-------- Data listing --------

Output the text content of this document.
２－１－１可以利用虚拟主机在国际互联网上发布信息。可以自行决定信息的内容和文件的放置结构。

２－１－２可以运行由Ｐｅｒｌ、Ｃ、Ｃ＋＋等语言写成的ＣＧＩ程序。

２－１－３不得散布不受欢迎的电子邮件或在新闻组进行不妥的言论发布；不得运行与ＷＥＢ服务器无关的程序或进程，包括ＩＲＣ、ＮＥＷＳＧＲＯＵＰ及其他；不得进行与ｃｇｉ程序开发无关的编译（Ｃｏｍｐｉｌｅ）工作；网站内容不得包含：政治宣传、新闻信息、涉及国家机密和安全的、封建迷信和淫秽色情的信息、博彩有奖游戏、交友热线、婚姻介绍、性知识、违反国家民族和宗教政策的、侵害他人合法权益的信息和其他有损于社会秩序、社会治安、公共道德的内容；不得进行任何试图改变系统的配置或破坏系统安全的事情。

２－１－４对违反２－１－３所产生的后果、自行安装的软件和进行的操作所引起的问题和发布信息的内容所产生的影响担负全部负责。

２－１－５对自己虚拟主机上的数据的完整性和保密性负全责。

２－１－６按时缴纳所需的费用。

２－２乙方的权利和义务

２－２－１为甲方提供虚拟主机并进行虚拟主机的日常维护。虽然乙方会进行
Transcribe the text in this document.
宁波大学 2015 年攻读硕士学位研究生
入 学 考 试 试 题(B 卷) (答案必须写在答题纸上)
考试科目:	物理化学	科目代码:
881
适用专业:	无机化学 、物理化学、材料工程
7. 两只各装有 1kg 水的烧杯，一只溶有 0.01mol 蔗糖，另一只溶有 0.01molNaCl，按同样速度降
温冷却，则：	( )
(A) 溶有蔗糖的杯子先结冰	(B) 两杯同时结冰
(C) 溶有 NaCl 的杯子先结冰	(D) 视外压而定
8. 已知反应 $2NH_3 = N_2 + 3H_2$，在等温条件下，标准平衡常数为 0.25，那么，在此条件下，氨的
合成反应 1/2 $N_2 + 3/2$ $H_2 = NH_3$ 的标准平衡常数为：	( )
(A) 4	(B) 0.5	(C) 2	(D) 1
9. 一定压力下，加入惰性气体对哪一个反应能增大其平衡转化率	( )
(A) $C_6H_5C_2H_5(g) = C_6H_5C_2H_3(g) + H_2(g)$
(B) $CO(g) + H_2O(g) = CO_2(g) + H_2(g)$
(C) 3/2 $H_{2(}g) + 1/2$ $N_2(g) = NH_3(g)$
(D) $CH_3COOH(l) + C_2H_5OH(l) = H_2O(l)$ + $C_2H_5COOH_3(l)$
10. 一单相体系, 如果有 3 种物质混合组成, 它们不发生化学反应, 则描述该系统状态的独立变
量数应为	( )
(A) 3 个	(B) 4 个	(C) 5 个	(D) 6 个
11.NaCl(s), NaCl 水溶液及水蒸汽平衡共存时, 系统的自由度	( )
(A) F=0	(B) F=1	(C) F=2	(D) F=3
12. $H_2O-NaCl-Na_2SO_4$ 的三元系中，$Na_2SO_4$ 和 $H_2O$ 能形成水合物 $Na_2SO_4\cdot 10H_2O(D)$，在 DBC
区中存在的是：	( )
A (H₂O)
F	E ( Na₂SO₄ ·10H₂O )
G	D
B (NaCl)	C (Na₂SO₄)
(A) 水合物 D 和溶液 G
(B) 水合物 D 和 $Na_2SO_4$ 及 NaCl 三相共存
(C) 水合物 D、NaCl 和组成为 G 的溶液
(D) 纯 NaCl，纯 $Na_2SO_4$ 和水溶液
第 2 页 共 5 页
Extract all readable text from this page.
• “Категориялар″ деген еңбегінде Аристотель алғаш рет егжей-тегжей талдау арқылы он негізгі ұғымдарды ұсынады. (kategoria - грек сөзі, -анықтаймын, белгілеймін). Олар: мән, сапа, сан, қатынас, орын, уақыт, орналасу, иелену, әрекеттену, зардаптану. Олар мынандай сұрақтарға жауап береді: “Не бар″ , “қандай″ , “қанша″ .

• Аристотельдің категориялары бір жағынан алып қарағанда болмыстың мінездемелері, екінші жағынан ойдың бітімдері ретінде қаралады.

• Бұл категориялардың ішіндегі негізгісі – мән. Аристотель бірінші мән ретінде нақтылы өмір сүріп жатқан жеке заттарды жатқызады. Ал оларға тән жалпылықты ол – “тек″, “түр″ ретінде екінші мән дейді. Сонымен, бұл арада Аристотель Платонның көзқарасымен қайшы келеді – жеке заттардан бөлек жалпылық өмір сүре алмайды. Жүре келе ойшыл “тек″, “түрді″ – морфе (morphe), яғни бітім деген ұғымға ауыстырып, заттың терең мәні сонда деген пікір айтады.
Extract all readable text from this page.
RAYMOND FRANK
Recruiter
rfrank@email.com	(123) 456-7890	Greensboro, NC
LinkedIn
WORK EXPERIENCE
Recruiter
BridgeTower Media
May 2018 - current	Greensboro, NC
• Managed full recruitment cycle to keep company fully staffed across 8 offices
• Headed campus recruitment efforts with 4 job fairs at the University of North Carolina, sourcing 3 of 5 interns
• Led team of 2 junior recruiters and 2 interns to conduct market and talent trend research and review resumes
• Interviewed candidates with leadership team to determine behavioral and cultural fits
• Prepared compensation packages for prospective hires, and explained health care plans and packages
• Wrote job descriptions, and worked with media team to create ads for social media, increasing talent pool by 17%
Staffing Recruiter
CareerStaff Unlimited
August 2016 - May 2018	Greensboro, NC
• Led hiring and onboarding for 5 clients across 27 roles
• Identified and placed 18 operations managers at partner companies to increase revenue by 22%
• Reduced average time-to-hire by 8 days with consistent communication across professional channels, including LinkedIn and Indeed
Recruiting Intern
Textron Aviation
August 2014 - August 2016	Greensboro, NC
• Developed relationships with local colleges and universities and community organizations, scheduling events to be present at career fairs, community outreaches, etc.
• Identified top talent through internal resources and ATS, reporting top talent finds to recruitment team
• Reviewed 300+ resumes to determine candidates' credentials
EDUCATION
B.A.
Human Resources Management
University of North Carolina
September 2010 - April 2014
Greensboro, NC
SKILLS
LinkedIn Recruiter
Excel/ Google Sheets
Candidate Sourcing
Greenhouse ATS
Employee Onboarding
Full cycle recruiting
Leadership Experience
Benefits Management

--------

- Set problem -
Exact output of every entry is required.

- Exercise result -
Output the text content of this document.
２－１－１可以利用虚拟主机在国际互联网上发布信息。可以自行决定信息的内容和文件的放置结构。

２－１－２可以运行由Ｐｅｒｌ、Ｃ、Ｃ＋＋等语言写成的ＣＧＩ程序。

２－１－３不得散布不受欢迎的电子邮件或在新闻组进行不妥的言论发布；不得运行与ＷＥＢ服务器无关的程序或进程，包括ＩＲＣ、ＮＥＷＳＧＲＯＵＰ及其他；不得进行与ｃｇｉ程序开发无关的编译（Ｃｏｍｐｉｌｅ）工作；网站内容不得包含：政治宣传、新闻信息、涉及国家机密和安全的、封建迷信和淫秽色情的信息、博彩有奖游戏、交友热线、婚姻介绍、性知识、违反国家民族和宗教政策的、侵害他人合法权益的信息和其他有损于社会秩序、社会治安、公共道德的内容；不得进行任何试图改变系统的配置或破坏系统安全的事情。

２－１－４对违反２－１－３所产生的后果、自行安装的软件和进行的操作所引起的问题和发布信息的内容所产生的影响担负全部负责。

２－１－５对自己虚拟主机上的数据的完整性和保密性负全责。

２－１－６按时缴纳所需的费用。

２－２乙方的权利和义务

２－２－１为甲方提供虚拟主机并进行虚拟主机的日常维护。虽然乙方会进行
Transcribe the text in this document.
宁波大学 2015 年攻读硕士学位研究生
入 学 考 试 试 题(B 卷) (答案必须写在答题纸上)
考试科目:	物理化学	科目代码:
881
适用专业:	无机化学 、物理化学、材料工程
7. 两只各装有 1kg 水的烧杯，一只溶有 0.01mol 蔗糖，另一只溶有 0.01molNaCl，按同样速度降
温冷却，则：	( )
(A) 溶有蔗糖的杯子先结冰	(B) 两杯同时结冰
(C) 溶有 NaCl 的杯子先结冰	(D) 视外压而定
8. 已知反应 $2NH_3 = N_2 + 3H_2$，在等温条件下，标准平衡常数为 0.25，那么，在此条件下，氨的
合成反应 1/2 $N_2 + 3/2$ $H_2 = NH_3$ 的标准平衡常数为：	( )
(A) 4	(B) 0.5	(C) 2	(D) 1
9. 一定压力下，加入惰性气体对哪一个反应能增大其平衡转化率	( )
(A) $C_6H_5C_2H_5(g) = C_6H_5C_2H_3(g) + H_2(g)$
(B) $CO(g) + H_2O(g) = CO_2(g) + H_2(g)$
(C) 3/2 $H_{2(}g) + 1/2$ $N_2(g) = NH_3(g)$
(D) $CH_3COOH(l) + C_2H_5OH(l) = H_2O(l)$ + $C_2H_5COOH_3(l)$
10. 一单相体系, 如果有 3 种物质混合组成, 它们不发生化学反应, 则描述该系统状态的独立变
量数应为	( )
(A) 3 个	(B) 4 个	(C) 5 个	(D) 6 个
11.NaCl(s), NaCl 水溶液及水蒸汽平衡共存时, 系统的自由度	( )
(A) F=0	(B) F=1	(C) F=2	(D) F=3
12. $H_2O-NaCl-Na_2SO_4$ 的三元系中，$Na_2SO_4$ 和 $H_2O$ 能形成水合物 $Na_2SO_4\cdot 10H_2O(D)$，在 DBC
区中存在的是：	( )
A (H₂O)
F	E ( Na₂SO₄ ·10H₂O )
G	D
B (NaCl)	C (Na₂SO₄)
(A) 水合物 D 和溶液 G
(B) 水合物 D 和 $Na_2SO_4$ 及 NaCl 三相共存
(C) 水合物 D、NaCl 和组成为 G 的溶液
(D) 纯 NaCl，纯 $Na_2SO_4$ 和水溶液
第 2 页 共 5 页
Extract all readable text from this page.
• “Категориялар″ деген еңбегінде Аристотель алғаш рет егжей-тегжей талдау арқылы он негізгі ұғымдарды ұсынады. (kategoria - грек сөзі, -анықтаймын, белгілеймін). Олар: мән, сапа, сан, қатынас, орын, уақыт, орналасу, иелену, әрекеттену, зардаптану. Олар мынандай сұрақтарға жауап береді: “Не бар″ , “қандай″ , “қанша″ .

• Аристотельдің категориялары бір жағынан алып қарағанда болмыстың мінездемелері, екінші жағынан ойдың бітімдері ретінде қаралады.

• Бұл категориялардың ішіндегі негізгісі – мән. Аристотель бірінші мән ретінде нақтылы өмір сүріп жатқан жеке заттарды жатқызады. Ал оларға тән жалпылықты ол – “тек″, “түр″ ретінде екінші мән дейді. Сонымен, бұл арада Аристотель Платонның көзқарасымен қайшы келеді – жеке заттардан бөлек жалпылық өмір сүре алмайды. Жүре келе ойшыл “тек″, “түрді″ – морфе (morphe), яғни бітім деген ұғымға ауыстырып, заттың терең мәні сонда деген пікір айтады.
Extract all readable text from this page.
RAYMOND FRANK
Recruiter
rfrank@email.com	(123) 456-7890	Greensboro, NC
LinkedIn
WORK EXPERIENCE
Recruiter
BridgeTower Media
May 2018 - current	Greensboro, NC
• Managed full recruitment cycle to keep company fully staffed across 8 offices
• Headed campus recruitment efforts with 4 job fairs at the University of North Carolina, sourcing 3 of 5 interns
• Led team of 2 junior recruiters and 2 interns to conduct market and talent trend research and review resumes
• Interviewed candidates with leadership team to determine behavioral and cultural fits
• Prepared compensation packages for prospective hires, and explained health care plans and packages
• Wrote job descriptions, and worked with media team to create ads for social media, increasing talent pool by 17%
Staffing Recruiter
CareerStaff Unlimited
August 2016 - May 2018	Greensboro, NC
• Led hiring and onboarding for 5 clients across 27 roles
• Identified and placed 18 operations managers at partner companies to increase revenue by 22%
• Reduced average time-to-hire by 8 days with consistent communication across professional channels, including LinkedIn and Indeed
Recruiting Intern
Textron Aviation
August 2014 - August 2016	Greensboro, NC
• Developed relationships with local colleges and universities and community organizations, scheduling events to be present at career fairs, community outreaches, etc.
• Identified top talent through internal resources and ATS, reporting top talent finds to recruitment team
• Reviewed 300+ resumes to determine candidates' credentials
EDUCATION
B.A.
Human Resources Management
University of North Carolina
September 2010 - April 2014
Greensboro, NC
SKILLS
LinkedIn Recruiter
Excel/ Google Sheets
Candidate Sourcing
Greenhouse ATS
Employee Onboarding
Full cycle recruiting
Leadership Experience
Benefits Management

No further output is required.